TASK GOAL: Scan the material and copy every line in which "bigger" appears.

--- START ---

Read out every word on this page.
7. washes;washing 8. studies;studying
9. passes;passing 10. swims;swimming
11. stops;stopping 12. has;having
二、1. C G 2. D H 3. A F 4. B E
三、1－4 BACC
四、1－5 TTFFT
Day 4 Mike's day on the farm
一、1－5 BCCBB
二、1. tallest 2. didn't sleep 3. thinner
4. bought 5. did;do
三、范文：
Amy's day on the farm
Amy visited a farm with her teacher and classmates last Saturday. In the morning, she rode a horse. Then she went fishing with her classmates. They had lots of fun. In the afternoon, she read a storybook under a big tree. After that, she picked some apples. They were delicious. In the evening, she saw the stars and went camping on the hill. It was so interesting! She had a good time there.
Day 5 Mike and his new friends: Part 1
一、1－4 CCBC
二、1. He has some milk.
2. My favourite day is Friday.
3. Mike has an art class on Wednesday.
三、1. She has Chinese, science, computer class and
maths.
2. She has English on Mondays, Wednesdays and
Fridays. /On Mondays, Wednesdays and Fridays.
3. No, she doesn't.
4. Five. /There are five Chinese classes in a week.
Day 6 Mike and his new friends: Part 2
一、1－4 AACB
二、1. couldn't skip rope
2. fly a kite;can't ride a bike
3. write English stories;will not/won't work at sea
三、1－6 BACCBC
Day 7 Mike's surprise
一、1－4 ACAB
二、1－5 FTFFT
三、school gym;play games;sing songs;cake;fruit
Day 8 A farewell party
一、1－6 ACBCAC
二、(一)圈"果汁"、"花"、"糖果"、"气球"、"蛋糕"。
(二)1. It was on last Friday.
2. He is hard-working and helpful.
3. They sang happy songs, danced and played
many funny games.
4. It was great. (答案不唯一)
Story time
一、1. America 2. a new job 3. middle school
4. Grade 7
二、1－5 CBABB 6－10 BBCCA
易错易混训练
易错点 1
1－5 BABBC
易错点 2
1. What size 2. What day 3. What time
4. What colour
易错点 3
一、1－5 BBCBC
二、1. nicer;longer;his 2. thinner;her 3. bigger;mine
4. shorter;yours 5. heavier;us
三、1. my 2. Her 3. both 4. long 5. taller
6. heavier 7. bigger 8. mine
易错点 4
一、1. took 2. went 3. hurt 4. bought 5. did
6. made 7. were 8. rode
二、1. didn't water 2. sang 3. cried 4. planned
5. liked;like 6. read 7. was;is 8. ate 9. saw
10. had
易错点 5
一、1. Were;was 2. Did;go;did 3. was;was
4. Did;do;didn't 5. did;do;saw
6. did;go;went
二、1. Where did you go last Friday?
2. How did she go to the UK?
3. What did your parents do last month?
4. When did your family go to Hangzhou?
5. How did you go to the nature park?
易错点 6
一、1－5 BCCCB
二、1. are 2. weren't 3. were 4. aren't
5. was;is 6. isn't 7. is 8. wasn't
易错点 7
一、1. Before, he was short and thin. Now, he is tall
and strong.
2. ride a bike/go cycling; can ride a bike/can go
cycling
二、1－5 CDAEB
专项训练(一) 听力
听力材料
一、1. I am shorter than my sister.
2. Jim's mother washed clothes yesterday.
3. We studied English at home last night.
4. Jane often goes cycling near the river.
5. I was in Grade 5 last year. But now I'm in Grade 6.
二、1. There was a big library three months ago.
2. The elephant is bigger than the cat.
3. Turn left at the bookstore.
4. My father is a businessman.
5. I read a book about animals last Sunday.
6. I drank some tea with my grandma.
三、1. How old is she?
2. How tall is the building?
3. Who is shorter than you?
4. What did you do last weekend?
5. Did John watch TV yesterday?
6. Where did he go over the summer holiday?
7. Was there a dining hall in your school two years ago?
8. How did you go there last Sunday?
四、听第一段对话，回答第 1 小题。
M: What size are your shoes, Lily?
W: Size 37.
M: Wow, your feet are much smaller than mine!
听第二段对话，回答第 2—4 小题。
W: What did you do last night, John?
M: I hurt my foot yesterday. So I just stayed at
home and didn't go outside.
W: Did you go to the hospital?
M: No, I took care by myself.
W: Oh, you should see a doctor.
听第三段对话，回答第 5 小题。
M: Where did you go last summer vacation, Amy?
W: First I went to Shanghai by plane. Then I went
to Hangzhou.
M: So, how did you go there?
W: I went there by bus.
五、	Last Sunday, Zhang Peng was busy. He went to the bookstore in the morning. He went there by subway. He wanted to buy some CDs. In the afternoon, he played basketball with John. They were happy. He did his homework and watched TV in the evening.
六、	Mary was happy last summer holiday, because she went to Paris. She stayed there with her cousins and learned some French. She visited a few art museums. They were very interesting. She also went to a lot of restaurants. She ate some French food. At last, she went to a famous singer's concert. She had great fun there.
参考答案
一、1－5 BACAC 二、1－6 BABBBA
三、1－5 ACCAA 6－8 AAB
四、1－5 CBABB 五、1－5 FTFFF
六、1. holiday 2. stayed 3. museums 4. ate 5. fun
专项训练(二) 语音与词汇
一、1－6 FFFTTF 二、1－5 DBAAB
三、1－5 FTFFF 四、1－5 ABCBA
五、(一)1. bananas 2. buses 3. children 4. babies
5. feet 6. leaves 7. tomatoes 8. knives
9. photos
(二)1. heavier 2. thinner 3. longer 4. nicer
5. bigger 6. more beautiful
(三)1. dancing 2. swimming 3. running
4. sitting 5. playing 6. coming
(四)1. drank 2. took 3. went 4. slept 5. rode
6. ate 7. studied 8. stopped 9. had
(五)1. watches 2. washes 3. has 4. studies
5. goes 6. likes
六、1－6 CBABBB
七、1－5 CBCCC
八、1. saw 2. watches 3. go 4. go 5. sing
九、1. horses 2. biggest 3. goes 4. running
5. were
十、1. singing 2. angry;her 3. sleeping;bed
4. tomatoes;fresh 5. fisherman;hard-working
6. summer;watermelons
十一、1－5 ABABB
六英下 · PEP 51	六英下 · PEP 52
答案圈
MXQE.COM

--- END ---

FULL OUTPUT:
二、1. nicer;longer;his 2. thinner;her 3. bigger;mine
6. heavier 7. bigger 8. mine
2. The elephant is bigger than the cat.
5. bigger 6. more beautiful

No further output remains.